THE TASK:
Set all the material down again unchanged, without the pictures.

#### INFORMATION GIVEN ####

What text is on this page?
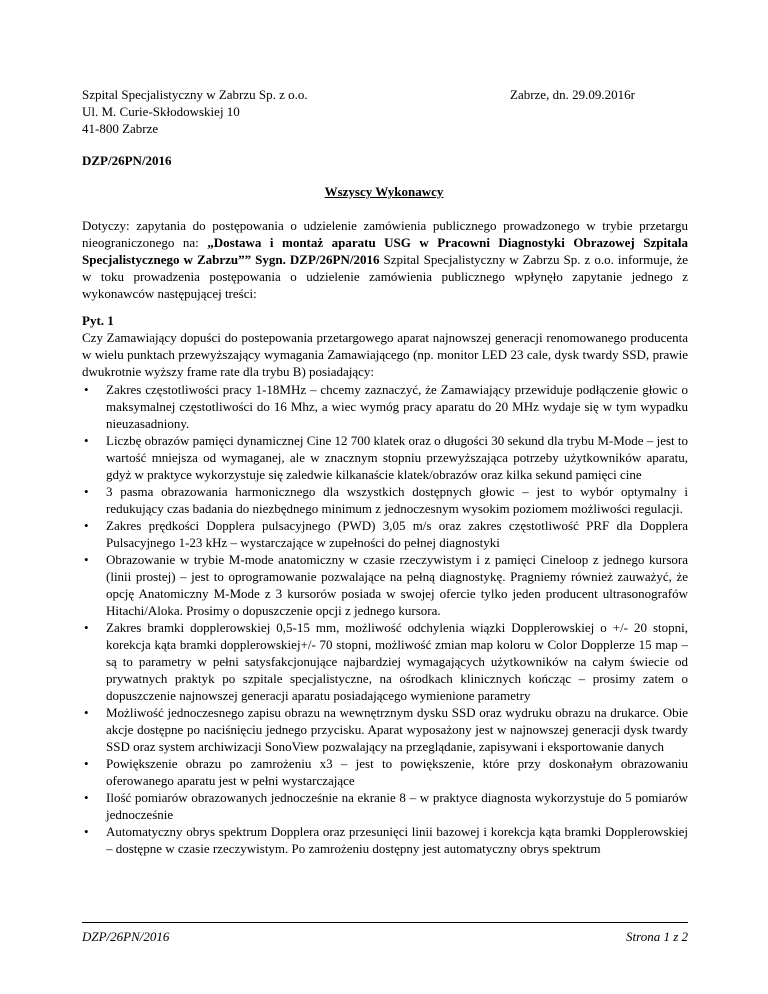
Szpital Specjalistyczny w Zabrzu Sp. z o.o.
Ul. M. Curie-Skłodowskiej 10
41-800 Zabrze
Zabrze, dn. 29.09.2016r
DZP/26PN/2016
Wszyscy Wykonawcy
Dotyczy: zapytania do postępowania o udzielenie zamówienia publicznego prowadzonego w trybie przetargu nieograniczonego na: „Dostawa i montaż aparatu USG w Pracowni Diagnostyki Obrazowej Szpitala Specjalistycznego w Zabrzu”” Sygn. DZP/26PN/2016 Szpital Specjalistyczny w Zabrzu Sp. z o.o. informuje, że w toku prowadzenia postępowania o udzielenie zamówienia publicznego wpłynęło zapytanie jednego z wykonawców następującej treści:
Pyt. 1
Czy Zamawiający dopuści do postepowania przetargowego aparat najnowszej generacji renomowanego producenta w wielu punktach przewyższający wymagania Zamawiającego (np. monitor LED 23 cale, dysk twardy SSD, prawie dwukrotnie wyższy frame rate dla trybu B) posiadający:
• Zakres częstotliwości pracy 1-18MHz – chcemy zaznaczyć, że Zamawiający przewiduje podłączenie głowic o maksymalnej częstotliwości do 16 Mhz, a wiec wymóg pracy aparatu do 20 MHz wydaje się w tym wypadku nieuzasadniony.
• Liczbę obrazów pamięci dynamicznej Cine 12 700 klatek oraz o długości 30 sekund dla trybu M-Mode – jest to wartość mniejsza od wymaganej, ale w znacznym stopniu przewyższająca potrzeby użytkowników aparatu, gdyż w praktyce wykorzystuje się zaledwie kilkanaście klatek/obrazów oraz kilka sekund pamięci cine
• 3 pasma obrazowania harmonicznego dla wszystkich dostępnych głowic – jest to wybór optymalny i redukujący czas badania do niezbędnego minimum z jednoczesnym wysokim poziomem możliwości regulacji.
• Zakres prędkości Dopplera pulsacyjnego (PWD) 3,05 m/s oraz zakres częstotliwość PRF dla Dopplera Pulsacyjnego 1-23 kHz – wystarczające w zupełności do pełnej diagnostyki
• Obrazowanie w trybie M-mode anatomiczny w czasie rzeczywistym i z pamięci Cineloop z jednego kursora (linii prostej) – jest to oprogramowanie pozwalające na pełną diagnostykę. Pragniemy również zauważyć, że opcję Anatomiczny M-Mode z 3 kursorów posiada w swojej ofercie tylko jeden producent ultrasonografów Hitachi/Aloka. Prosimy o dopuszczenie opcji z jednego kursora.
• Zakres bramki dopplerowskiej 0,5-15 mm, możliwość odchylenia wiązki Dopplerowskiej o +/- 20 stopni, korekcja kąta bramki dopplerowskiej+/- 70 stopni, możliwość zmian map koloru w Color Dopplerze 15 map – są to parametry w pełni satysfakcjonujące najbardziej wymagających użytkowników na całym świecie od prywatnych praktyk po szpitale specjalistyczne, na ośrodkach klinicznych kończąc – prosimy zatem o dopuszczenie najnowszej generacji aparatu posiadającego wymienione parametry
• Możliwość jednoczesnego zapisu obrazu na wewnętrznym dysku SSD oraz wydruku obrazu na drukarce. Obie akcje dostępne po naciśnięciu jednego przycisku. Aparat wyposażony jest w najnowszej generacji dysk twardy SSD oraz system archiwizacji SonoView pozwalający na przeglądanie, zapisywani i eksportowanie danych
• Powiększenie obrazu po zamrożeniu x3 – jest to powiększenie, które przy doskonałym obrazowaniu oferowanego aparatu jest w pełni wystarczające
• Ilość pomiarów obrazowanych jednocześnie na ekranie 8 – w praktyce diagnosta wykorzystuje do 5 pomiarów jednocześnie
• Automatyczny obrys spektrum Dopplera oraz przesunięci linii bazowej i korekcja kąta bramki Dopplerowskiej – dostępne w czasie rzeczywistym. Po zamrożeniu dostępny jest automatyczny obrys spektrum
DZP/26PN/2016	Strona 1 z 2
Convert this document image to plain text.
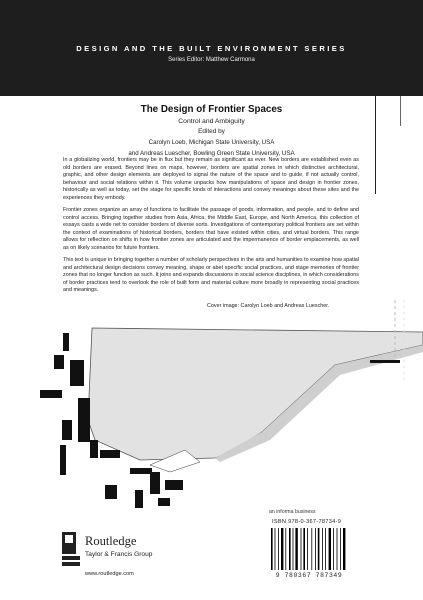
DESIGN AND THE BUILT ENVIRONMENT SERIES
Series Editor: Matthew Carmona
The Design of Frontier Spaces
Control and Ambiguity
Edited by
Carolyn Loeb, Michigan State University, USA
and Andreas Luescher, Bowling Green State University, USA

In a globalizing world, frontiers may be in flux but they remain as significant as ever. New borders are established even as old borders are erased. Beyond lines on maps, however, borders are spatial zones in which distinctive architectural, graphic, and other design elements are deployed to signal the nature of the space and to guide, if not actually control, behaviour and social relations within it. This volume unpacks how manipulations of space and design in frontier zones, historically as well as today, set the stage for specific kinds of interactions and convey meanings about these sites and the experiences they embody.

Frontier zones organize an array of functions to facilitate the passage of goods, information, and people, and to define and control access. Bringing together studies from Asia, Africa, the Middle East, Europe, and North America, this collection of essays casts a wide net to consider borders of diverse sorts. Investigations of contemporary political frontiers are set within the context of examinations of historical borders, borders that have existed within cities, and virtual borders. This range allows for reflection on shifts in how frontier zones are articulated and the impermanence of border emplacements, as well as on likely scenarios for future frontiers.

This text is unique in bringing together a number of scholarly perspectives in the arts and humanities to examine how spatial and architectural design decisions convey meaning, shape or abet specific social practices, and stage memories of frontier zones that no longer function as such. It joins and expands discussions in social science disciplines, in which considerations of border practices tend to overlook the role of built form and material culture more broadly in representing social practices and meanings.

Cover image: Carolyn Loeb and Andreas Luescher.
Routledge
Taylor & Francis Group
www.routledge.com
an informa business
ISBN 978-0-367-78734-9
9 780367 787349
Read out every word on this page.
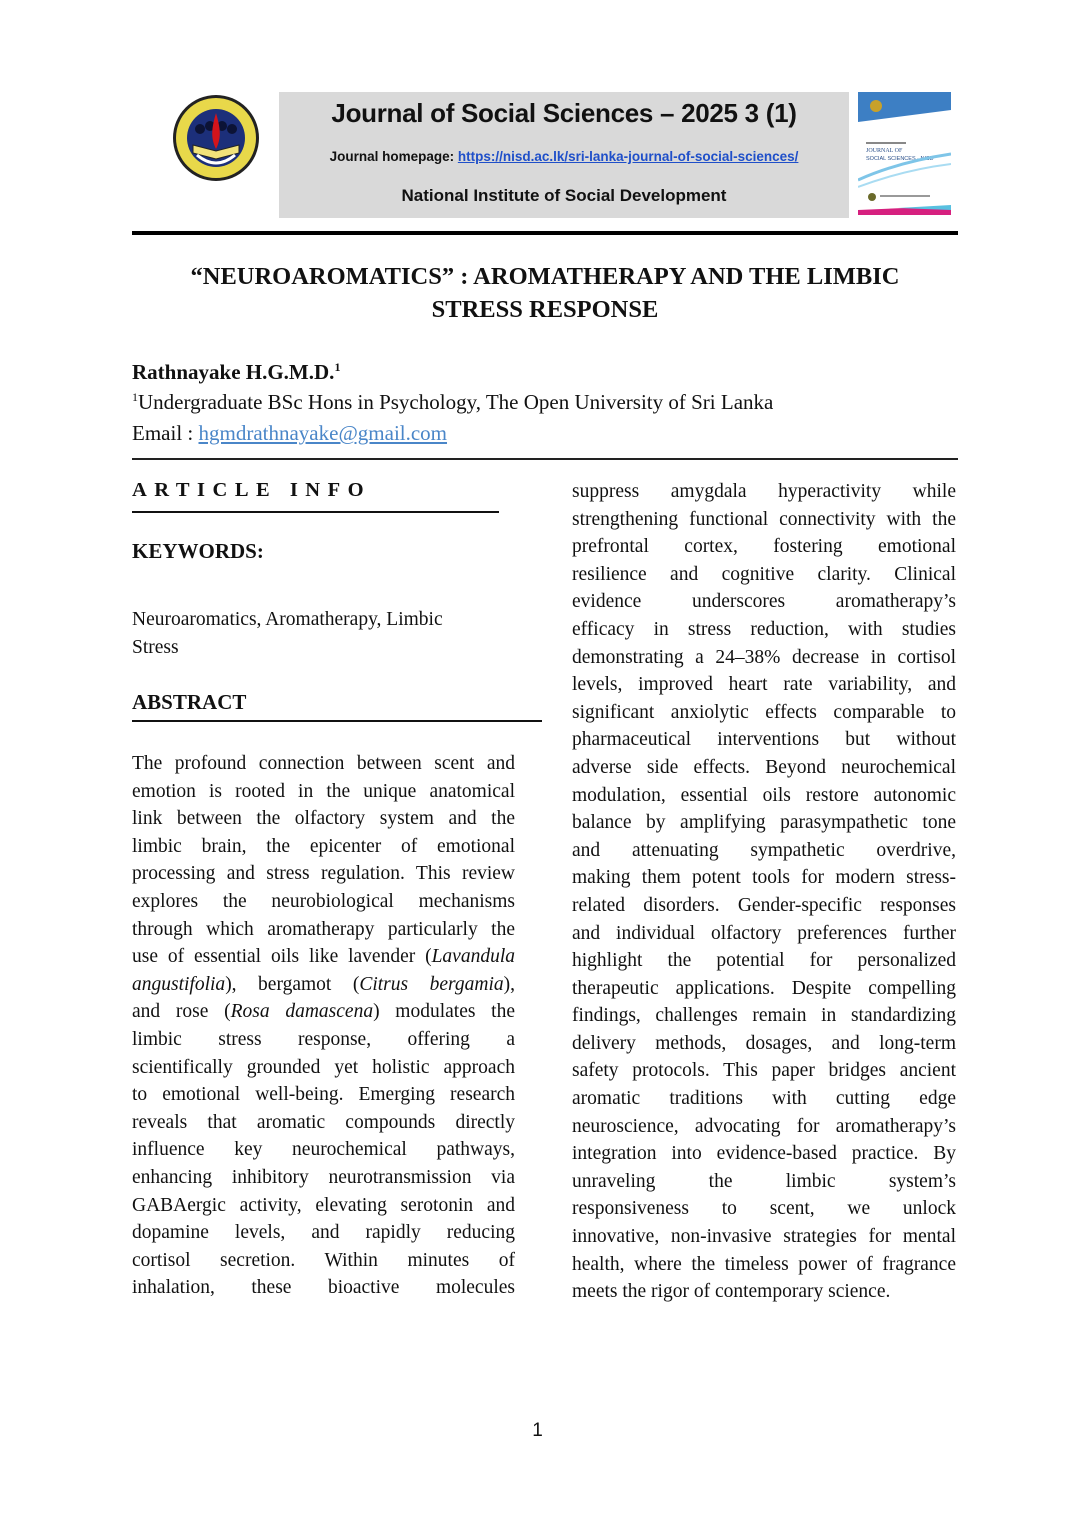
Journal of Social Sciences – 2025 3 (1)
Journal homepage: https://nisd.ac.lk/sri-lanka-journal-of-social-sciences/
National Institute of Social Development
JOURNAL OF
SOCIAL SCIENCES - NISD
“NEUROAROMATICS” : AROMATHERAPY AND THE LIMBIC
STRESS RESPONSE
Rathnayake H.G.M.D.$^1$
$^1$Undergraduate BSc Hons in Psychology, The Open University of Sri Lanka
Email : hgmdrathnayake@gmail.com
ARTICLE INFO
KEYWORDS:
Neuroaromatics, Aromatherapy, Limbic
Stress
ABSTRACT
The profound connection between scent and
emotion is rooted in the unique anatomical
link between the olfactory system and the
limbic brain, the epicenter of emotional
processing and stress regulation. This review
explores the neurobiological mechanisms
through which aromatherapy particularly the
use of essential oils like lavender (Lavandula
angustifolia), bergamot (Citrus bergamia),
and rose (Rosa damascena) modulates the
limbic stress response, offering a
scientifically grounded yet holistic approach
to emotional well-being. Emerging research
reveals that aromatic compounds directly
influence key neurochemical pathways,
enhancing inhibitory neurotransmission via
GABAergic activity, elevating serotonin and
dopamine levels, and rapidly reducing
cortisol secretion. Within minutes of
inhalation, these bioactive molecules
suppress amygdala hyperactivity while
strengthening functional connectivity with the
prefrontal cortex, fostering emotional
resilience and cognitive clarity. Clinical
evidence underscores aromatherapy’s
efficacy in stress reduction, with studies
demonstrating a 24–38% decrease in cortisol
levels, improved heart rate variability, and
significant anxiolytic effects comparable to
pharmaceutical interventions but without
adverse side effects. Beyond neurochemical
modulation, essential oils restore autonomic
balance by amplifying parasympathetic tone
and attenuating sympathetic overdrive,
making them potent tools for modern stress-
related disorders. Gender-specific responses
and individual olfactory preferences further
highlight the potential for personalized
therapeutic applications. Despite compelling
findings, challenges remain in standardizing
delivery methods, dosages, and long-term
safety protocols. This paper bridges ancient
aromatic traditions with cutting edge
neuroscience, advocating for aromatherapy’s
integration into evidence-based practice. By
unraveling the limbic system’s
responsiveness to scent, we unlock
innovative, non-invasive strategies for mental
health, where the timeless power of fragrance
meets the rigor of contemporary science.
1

####

SOLVED PROBLEM:
What text is on this page?
Szpital Specjalistyczny w Zabrzu Sp. z o.o.
Ul. M. Curie-Skłodowskiej 10
41-800 Zabrze
Zabrze, dn. 29.09.2016r
DZP/26PN/2016
Wszyscy Wykonawcy
Dotyczy: zapytania do postępowania o udzielenie zamówienia publicznego prowadzonego w trybie przetargu nieograniczonego na: „Dostawa i montaż aparatu USG w Pracowni Diagnostyki Obrazowej Szpitala Specjalistycznego w Zabrzu”” Sygn. DZP/26PN/2016 Szpital Specjalistyczny w Zabrzu Sp. z o.o. informuje, że w toku prowadzenia postępowania o udzielenie zamówienia publicznego wpłynęło zapytanie jednego z wykonawców następującej treści:
Pyt. 1
Czy Zamawiający dopuści do postepowania przetargowego aparat najnowszej generacji renomowanego producenta w wielu punktach przewyższający wymagania Zamawiającego (np. monitor LED 23 cale, dysk twardy SSD, prawie dwukrotnie wyższy frame rate dla trybu B) posiadający:
• Zakres częstotliwości pracy 1-18MHz – chcemy zaznaczyć, że Zamawiający przewiduje podłączenie głowic o maksymalnej częstotliwości do 16 Mhz, a wiec wymóg pracy aparatu do 20 MHz wydaje się w tym wypadku nieuzasadniony.
• Liczbę obrazów pamięci dynamicznej Cine 12 700 klatek oraz o długości 30 sekund dla trybu M-Mode – jest to wartość mniejsza od wymaganej, ale w znacznym stopniu przewyższająca potrzeby użytkowników aparatu, gdyż w praktyce wykorzystuje się zaledwie kilkanaście klatek/obrazów oraz kilka sekund pamięci cine
• 3 pasma obrazowania harmonicznego dla wszystkich dostępnych głowic – jest to wybór optymalny i redukujący czas badania do niezbędnego minimum z jednoczesnym wysokim poziomem możliwości regulacji.
• Zakres prędkości Dopplera pulsacyjnego (PWD) 3,05 m/s oraz zakres częstotliwość PRF dla Dopplera Pulsacyjnego 1-23 kHz – wystarczające w zupełności do pełnej diagnostyki
• Obrazowanie w trybie M-mode anatomiczny w czasie rzeczywistym i z pamięci Cineloop z jednego kursora (linii prostej) – jest to oprogramowanie pozwalające na pełną diagnostykę. Pragniemy również zauważyć, że opcję Anatomiczny M-Mode z 3 kursorów posiada w swojej ofercie tylko jeden producent ultrasonografów Hitachi/Aloka. Prosimy o dopuszczenie opcji z jednego kursora.
• Zakres bramki dopplerowskiej 0,5-15 mm, możliwość odchylenia wiązki Dopplerowskiej o +/- 20 stopni, korekcja kąta bramki dopplerowskiej+/- 70 stopni, możliwość zmian map koloru w Color Dopplerze 15 map – są to parametry w pełni satysfakcjonujące najbardziej wymagających użytkowników na całym świecie od prywatnych praktyk po szpitale specjalistyczne, na ośrodkach klinicznych kończąc – prosimy zatem o dopuszczenie najnowszej generacji aparatu posiadającego wymienione parametry
• Możliwość jednoczesnego zapisu obrazu na wewnętrznym dysku SSD oraz wydruku obrazu na drukarce. Obie akcje dostępne po naciśnięciu jednego przycisku. Aparat wyposażony jest w najnowszej generacji dysk twardy SSD oraz system archiwizacji SonoView pozwalający na przeglądanie, zapisywani i eksportowanie danych
• Powiększenie obrazu po zamrożeniu x3 – jest to powiększenie, które przy doskonałym obrazowaniu oferowanego aparatu jest w pełni wystarczające
• Ilość pomiarów obrazowanych jednocześnie na ekranie 8 – w praktyce diagnosta wykorzystuje do 5 pomiarów jednocześnie
• Automatyczny obrys spektrum Dopplera oraz przesunięci linii bazowej i korekcja kąta bramki Dopplerowskiej – dostępne w czasie rzeczywistym. Po zamrożeniu dostępny jest automatyczny obrys spektrum
DZP/26PN/2016	Strona 1 z 2
Convert this document image to plain text.
DESIGN AND THE BUILT ENVIRONMENT SERIES
Series Editor: Matthew Carmona
The Design of Frontier Spaces
Control and Ambiguity
Edited by
Carolyn Loeb, Michigan State University, USA
and Andreas Luescher, Bowling Green State University, USA

In a globalizing world, frontiers may be in flux but they remain as significant as ever. New borders are established even as old borders are erased. Beyond lines on maps, however, borders are spatial zones in which distinctive architectural, graphic, and other design elements are deployed to signal the nature of the space and to guide, if not actually control, behaviour and social relations within it. This volume unpacks how manipulations of space and design in frontier zones, historically as well as today, set the stage for specific kinds of interactions and convey meanings about these sites and the experiences they embody.

Frontier zones organize an array of functions to facilitate the passage of goods, information, and people, and to define and control access. Bringing together studies from Asia, Africa, the Middle East, Europe, and North America, this collection of essays casts a wide net to consider borders of diverse sorts. Investigations of contemporary political frontiers are set within the context of examinations of historical borders, borders that have existed within cities, and virtual borders. This range allows for reflection on shifts in how frontier zones are articulated and the impermanence of border emplacements, as well as on likely scenarios for future frontiers.

This text is unique in bringing together a number of scholarly perspectives in the arts and humanities to examine how spatial and architectural design decisions convey meaning, shape or abet specific social practices, and stage memories of frontier zones that no longer function as such. It joins and expands discussions in social science disciplines, in which considerations of border practices tend to overlook the role of built form and material culture more broadly in representing social practices and meanings.

Cover image: Carolyn Loeb and Andreas Luescher.
Routledge
Taylor & Francis Group
www.routledge.com
an informa business
ISBN 978-0-367-78734-9
9 780367 787349
Read out every word on this page.
Journal of Social Sciences – 2025 3 (1)
Journal homepage: https://nisd.ac.lk/sri-lanka-journal-of-social-sciences/
National Institute of Social Development
JOURNAL OF
SOCIAL SCIENCES - NISD
“NEUROAROMATICS” : AROMATHERAPY AND THE LIMBIC
STRESS RESPONSE
Rathnayake H.G.M.D.$^1$
$^1$Undergraduate BSc Hons in Psychology, The Open University of Sri Lanka
Email : hgmdrathnayake@gmail.com
ARTICLE INFO
KEYWORDS:
Neuroaromatics, Aromatherapy, Limbic
Stress
ABSTRACT
The profound connection between scent and
emotion is rooted in the unique anatomical
link between the olfactory system and the
limbic brain, the epicenter of emotional
processing and stress regulation. This review
explores the neurobiological mechanisms
through which aromatherapy particularly the
use of essential oils like lavender (Lavandula
angustifolia), bergamot (Citrus bergamia),
and rose (Rosa damascena) modulates the
limbic stress response, offering a
scientifically grounded yet holistic approach
to emotional well-being. Emerging research
reveals that aromatic compounds directly
influence key neurochemical pathways,
enhancing inhibitory neurotransmission via
GABAergic activity, elevating serotonin and
dopamine levels, and rapidly reducing
cortisol secretion. Within minutes of
inhalation, these bioactive molecules
suppress amygdala hyperactivity while
strengthening functional connectivity with the
prefrontal cortex, fostering emotional
resilience and cognitive clarity. Clinical
evidence underscores aromatherapy’s
efficacy in stress reduction, with studies
demonstrating a 24–38% decrease in cortisol
levels, improved heart rate variability, and
significant anxiolytic effects comparable to
pharmaceutical interventions but without
adverse side effects. Beyond neurochemical
modulation, essential oils restore autonomic
balance by amplifying parasympathetic tone
and attenuating sympathetic overdrive,
making them potent tools for modern stress-
related disorders. Gender-specific responses
and individual olfactory preferences further
highlight the potential for personalized
therapeutic applications. Despite compelling
findings, challenges remain in standardizing
delivery methods, dosages, and long-term
safety protocols. This paper bridges ancient
aromatic traditions with cutting edge
neuroscience, advocating for aromatherapy’s
integration into evidence-based practice. By
unraveling the limbic system’s
responsiveness to scent, we unlock
innovative, non-invasive strategies for mental
health, where the timeless power of fragrance
meets the rigor of contemporary science.
1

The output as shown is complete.